> Aim
Select the lines of the records containing the word "Detection" and list them.

> Items
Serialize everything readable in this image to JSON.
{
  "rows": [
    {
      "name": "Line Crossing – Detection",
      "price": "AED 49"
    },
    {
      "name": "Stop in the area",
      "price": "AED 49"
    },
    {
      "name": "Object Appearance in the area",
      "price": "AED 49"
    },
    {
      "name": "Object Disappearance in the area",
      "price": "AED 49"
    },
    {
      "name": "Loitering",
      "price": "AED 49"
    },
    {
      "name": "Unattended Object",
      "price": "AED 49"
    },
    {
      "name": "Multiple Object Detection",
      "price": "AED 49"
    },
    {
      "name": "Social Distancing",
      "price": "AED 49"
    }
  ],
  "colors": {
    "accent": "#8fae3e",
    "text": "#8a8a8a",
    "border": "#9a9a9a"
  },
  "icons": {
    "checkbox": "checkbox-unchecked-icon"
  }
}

> Solution to this problem
      "name": "Line Crossing – Detection",
      "name": "Multiple Object Detection",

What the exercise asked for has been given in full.